TO BE DONE: Quote the whole listing word for word, please.

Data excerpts
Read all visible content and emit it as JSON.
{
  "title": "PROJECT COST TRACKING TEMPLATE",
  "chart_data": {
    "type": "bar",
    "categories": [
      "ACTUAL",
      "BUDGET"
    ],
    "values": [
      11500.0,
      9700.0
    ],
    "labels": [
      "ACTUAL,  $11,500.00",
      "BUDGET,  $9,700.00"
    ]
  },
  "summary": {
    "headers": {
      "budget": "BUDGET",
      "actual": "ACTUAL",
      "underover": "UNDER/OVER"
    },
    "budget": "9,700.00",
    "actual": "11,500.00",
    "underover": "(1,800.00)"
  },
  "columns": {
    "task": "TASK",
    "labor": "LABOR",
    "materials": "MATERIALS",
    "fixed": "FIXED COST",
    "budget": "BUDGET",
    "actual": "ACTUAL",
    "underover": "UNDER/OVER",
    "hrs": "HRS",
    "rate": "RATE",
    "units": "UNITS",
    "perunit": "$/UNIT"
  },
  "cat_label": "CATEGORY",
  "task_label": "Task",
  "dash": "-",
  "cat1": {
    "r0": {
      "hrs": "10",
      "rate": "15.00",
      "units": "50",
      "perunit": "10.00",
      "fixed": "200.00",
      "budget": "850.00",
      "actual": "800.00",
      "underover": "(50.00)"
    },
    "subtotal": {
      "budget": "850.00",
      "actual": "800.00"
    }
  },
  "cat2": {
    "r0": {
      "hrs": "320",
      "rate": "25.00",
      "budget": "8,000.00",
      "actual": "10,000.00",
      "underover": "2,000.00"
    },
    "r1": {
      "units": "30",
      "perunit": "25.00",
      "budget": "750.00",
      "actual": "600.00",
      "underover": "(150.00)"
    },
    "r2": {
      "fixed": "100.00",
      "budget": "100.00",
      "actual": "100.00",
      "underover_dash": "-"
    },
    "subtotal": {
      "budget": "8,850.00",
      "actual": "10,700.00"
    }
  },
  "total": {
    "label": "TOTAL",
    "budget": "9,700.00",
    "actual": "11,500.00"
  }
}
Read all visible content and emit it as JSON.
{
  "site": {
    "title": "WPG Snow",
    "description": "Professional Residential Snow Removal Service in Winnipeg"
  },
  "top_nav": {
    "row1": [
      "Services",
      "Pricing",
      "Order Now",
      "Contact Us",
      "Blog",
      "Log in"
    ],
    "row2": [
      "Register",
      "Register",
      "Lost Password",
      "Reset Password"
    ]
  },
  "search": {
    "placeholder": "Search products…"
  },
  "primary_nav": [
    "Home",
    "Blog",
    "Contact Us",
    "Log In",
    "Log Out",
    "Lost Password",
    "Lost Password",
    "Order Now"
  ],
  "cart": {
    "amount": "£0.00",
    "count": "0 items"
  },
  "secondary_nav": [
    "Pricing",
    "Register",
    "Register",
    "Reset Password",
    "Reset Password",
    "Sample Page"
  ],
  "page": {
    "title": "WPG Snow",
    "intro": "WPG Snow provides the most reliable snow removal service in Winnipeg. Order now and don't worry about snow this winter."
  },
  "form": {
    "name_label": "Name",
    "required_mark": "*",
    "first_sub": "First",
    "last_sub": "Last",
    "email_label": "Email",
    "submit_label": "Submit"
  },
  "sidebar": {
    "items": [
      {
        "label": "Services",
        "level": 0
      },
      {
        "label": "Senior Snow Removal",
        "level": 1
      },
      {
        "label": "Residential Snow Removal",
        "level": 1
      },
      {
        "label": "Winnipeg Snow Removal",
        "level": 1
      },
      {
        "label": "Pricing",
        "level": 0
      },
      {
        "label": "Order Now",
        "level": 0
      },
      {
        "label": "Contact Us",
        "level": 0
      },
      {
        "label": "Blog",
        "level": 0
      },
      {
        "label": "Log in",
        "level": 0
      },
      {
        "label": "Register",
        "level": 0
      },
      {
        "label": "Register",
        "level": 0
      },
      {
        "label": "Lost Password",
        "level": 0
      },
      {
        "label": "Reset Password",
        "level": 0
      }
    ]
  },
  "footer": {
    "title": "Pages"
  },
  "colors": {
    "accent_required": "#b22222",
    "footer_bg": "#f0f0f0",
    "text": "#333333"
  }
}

WRITTEN SOLUTION:
Read all visible content and emit it as JSON.
{
  "title": "PROJECT COST TRACKING TEMPLATE",
  "chart_data": {
    "type": "bar",
    "categories": [
      "ACTUAL",
      "BUDGET"
    ],
    "values": [
      11500.0,
      9700.0
    ],
    "labels": [
      "ACTUAL,  $11,500.00",
      "BUDGET,  $9,700.00"
    ]
  },
  "summary": {
    "headers": {
      "budget": "BUDGET",
      "actual": "ACTUAL",
      "underover": "UNDER/OVER"
    },
    "budget": "9,700.00",
    "actual": "11,500.00",
    "underover": "(1,800.00)"
  },
  "columns": {
    "task": "TASK",
    "labor": "LABOR",
    "materials": "MATERIALS",
    "fixed": "FIXED COST",
    "budget": "BUDGET",
    "actual": "ACTUAL",
    "underover": "UNDER/OVER",
    "hrs": "HRS",
    "rate": "RATE",
    "units": "UNITS",
    "perunit": "$/UNIT"
  },
  "cat_label": "CATEGORY",
  "task_label": "Task",
  "dash": "-",
  "cat1": {
    "r0": {
      "hrs": "10",
      "rate": "15.00",
      "units": "50",
      "perunit": "10.00",
      "fixed": "200.00",
      "budget": "850.00",
      "actual": "800.00",
      "underover": "(50.00)"
    },
    "subtotal": {
      "budget": "850.00",
      "actual": "800.00"
    }
  },
  "cat2": {
    "r0": {
      "hrs": "320",
      "rate": "25.00",
      "budget": "8,000.00",
      "actual": "10,000.00",
      "underover": "2,000.00"
    },
    "r1": {
      "units": "30",
      "perunit": "25.00",
      "budget": "750.00",
      "actual": "600.00",
      "underover": "(150.00)"
    },
    "r2": {
      "fixed": "100.00",
      "budget": "100.00",
      "actual": "100.00",
      "underover_dash": "-"
    },
    "subtotal": {
      "budget": "8,850.00",
      "actual": "10,700.00"
    }
  },
  "total": {
    "label": "TOTAL",
    "budget": "9,700.00",
    "actual": "11,500.00"
  }
}
Read all visible content and emit it as JSON.
{
  "site": {
    "title": "WPG Snow",
    "description": "Professional Residential Snow Removal Service in Winnipeg"
  },
  "top_nav": {
    "row1": [
      "Services",
      "Pricing",
      "Order Now",
      "Contact Us",
      "Blog",
      "Log in"
    ],
    "row2": [
      "Register",
      "Register",
      "Lost Password",
      "Reset Password"
    ]
  },
  "search": {
    "placeholder": "Search products…"
  },
  "primary_nav": [
    "Home",
    "Blog",
    "Contact Us",
    "Log In",
    "Log Out",
    "Lost Password",
    "Lost Password",
    "Order Now"
  ],
  "cart": {
    "amount": "£0.00",
    "count": "0 items"
  },
  "secondary_nav": [
    "Pricing",
    "Register",
    "Register",
    "Reset Password",
    "Reset Password",
    "Sample Page"
  ],
  "page": {
    "title": "WPG Snow",
    "intro": "WPG Snow provides the most reliable snow removal service in Winnipeg. Order now and don't worry about snow this winter."
  },
  "form": {
    "name_label": "Name",
    "required_mark": "*",
    "first_sub": "First",
    "last_sub": "Last",
    "email_label": "Email",
    "submit_label": "Submit"
  },
  "sidebar": {
    "items": [
      {
        "label": "Services",
        "level": 0
      },
      {
        "label": "Senior Snow Removal",
        "level": 1
      },
      {
        "label": "Residential Snow Removal",
        "level": 1
      },
      {
        "label": "Winnipeg Snow Removal",
        "level": 1
      },
      {
        "label": "Pricing",
        "level": 0
      },
      {
        "label": "Order Now",
        "level": 0
      },
      {
        "label": "Contact Us",
        "level": 0
      },
      {
        "label": "Blog",
        "level": 0
      },
      {
        "label": "Log in",
        "level": 0
      },
      {
        "label": "Register",
        "level": 0
      },
      {
        "label": "Register",
        "level": 0
      },
      {
        "label": "Lost Password",
        "level": 0
      },
      {
        "label": "Reset Password",
        "level": 0
      }
    ]
  },
  "footer": {
    "title": "Pages"
  },
  "colors": {
    "accent_required": "#b22222",
    "footer_bg": "#f0f0f0",
    "text": "#333333"
  }
}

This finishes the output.